Drop the pictures, then extract the listing word for word.

## Start

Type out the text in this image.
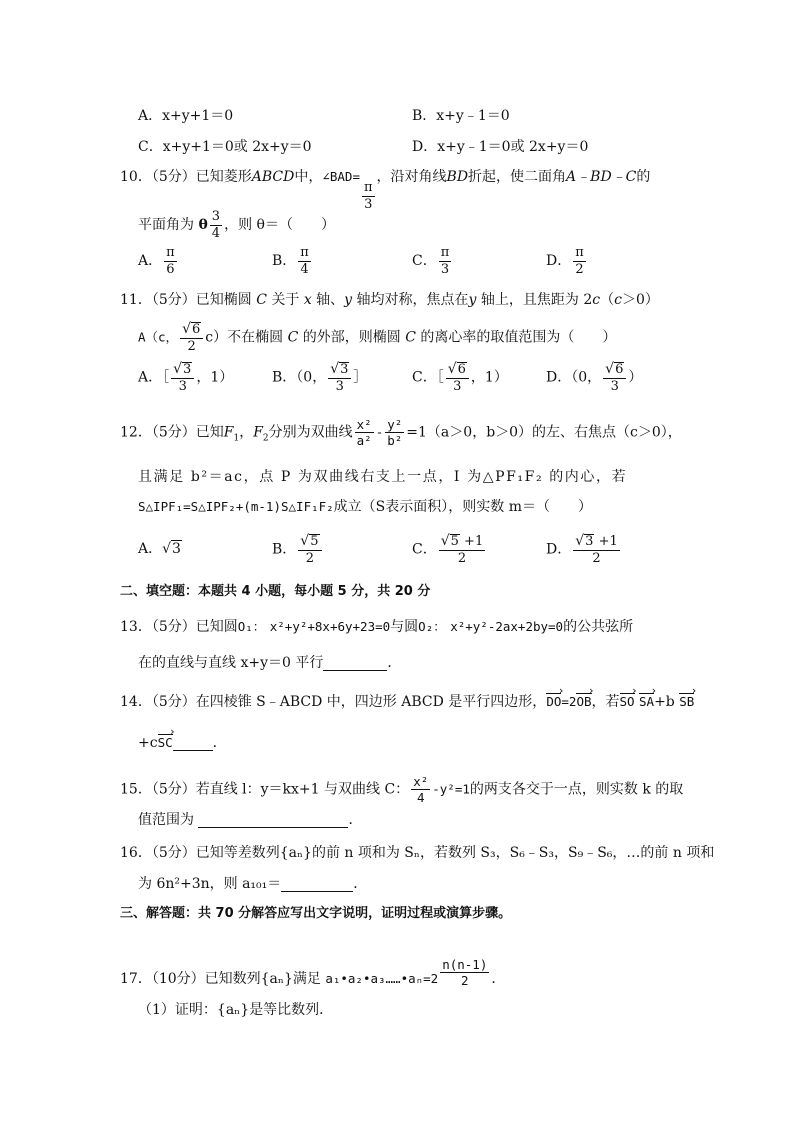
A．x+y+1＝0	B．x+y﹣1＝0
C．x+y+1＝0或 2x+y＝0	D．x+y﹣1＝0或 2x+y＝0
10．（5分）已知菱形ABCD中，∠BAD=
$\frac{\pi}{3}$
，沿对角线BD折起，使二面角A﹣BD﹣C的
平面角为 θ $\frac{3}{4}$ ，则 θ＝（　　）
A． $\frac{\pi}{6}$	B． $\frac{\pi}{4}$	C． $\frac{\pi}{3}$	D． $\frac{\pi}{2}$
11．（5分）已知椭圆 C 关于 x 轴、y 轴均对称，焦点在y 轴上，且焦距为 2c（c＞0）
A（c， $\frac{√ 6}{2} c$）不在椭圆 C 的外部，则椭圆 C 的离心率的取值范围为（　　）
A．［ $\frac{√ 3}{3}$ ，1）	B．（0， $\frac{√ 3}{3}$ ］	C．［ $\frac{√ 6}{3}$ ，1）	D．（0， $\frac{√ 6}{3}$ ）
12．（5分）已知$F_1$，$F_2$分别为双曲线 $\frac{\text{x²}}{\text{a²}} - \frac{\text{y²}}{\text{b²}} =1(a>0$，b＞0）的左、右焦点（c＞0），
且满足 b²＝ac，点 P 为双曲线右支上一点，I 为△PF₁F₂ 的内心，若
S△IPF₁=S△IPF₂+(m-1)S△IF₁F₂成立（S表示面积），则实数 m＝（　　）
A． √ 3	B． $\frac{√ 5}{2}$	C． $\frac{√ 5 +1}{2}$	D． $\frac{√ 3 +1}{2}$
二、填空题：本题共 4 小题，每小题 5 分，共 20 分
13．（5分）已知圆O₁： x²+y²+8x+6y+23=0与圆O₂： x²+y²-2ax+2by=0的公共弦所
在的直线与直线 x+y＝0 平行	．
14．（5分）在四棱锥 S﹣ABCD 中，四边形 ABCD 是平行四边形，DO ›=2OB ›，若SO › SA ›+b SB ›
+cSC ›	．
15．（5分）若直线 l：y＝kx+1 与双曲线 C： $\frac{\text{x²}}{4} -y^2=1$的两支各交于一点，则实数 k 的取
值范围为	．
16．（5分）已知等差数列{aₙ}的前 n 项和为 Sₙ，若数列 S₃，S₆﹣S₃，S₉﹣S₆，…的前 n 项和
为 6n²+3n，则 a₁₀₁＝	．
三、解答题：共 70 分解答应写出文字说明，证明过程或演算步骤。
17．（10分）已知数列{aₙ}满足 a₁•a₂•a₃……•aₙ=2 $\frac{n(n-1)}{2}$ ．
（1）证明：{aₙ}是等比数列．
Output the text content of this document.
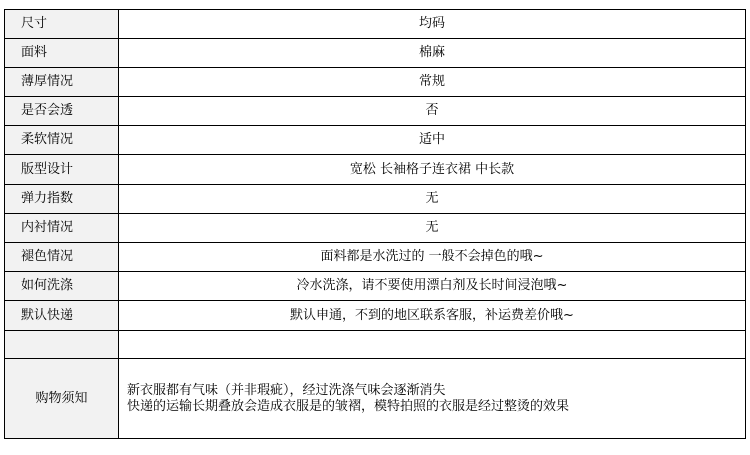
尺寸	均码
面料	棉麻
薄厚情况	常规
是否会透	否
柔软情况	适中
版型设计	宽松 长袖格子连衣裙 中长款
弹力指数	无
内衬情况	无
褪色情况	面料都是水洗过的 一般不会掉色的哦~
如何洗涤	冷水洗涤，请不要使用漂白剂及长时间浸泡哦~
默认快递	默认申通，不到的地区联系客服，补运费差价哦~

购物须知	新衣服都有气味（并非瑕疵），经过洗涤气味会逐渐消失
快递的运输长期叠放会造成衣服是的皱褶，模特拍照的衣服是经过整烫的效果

## End

» **Result for this exercise**
Type out the text in this image.
A．x+y+1＝0	B．x+y﹣1＝0
C．x+y+1＝0或 2x+y＝0	D．x+y﹣1＝0或 2x+y＝0
10．（5分）已知菱形ABCD中，∠BAD=
$\frac{\pi}{3}$
，沿对角线BD折起，使二面角A﹣BD﹣C的
平面角为 θ $\frac{3}{4}$ ，则 θ＝（　　）
A． $\frac{\pi}{6}$	B． $\frac{\pi}{4}$	C． $\frac{\pi}{3}$	D． $\frac{\pi}{2}$
11．（5分）已知椭圆 C 关于 x 轴、y 轴均对称，焦点在y 轴上，且焦距为 2c（c＞0）
A（c， $\frac{√ 6}{2} c$）不在椭圆 C 的外部，则椭圆 C 的离心率的取值范围为（　　）
A．［ $\frac{√ 3}{3}$ ，1）	B．（0， $\frac{√ 3}{3}$ ］	C．［ $\frac{√ 6}{3}$ ，1）	D．（0， $\frac{√ 6}{3}$ ）
12．（5分）已知$F_1$，$F_2$分别为双曲线 $\frac{\text{x²}}{\text{a²}} - \frac{\text{y²}}{\text{b²}} =1(a>0$，b＞0）的左、右焦点（c＞0），
且满足 b²＝ac，点 P 为双曲线右支上一点，I 为△PF₁F₂ 的内心，若
S△IPF₁=S△IPF₂+(m-1)S△IF₁F₂成立（S表示面积），则实数 m＝（　　）
A． √ 3	B． $\frac{√ 5}{2}$	C． $\frac{√ 5 +1}{2}$	D． $\frac{√ 3 +1}{2}$
二、填空题：本题共 4 小题，每小题 5 分，共 20 分
13．（5分）已知圆O₁： x²+y²+8x+6y+23=0与圆O₂： x²+y²-2ax+2by=0的公共弦所
在的直线与直线 x+y＝0 平行	．
14．（5分）在四棱锥 S﹣ABCD 中，四边形 ABCD 是平行四边形，DO ›=2OB ›，若SO › SA ›+b SB ›
+cSC ›	．
15．（5分）若直线 l：y＝kx+1 与双曲线 C： $\frac{\text{x²}}{4} -y^2=1$的两支各交于一点，则实数 k 的取
值范围为	．
16．（5分）已知等差数列{aₙ}的前 n 项和为 Sₙ，若数列 S₃，S₆﹣S₃，S₉﹣S₆，…的前 n 项和
为 6n²+3n，则 a₁₀₁＝	．
三、解答题：共 70 分解答应写出文字说明，证明过程或演算步骤。
17．（10分）已知数列{aₙ}满足 a₁•a₂•a₃……•aₙ=2 $\frac{n(n-1)}{2}$ ．
（1）证明：{aₙ}是等比数列．
Output the text content of this document.
尺寸	均码
面料	棉麻
薄厚情况	常规
是否会透	否
柔软情况	适中
版型设计	宽松 长袖格子连衣裙 中长款
弹力指数	无
内衬情况	无
褪色情况	面料都是水洗过的 一般不会掉色的哦~
如何洗涤	冷水洗涤，请不要使用漂白剂及长时间浸泡哦~
默认快递	默认申通，不到的地区联系客服，补运费差价哦~

购物须知	新衣服都有气味（并非瑕疵），经过洗涤气味会逐渐消失
快递的运输长期叠放会造成衣服是的皱褶，模特拍照的衣服是经过整烫的效果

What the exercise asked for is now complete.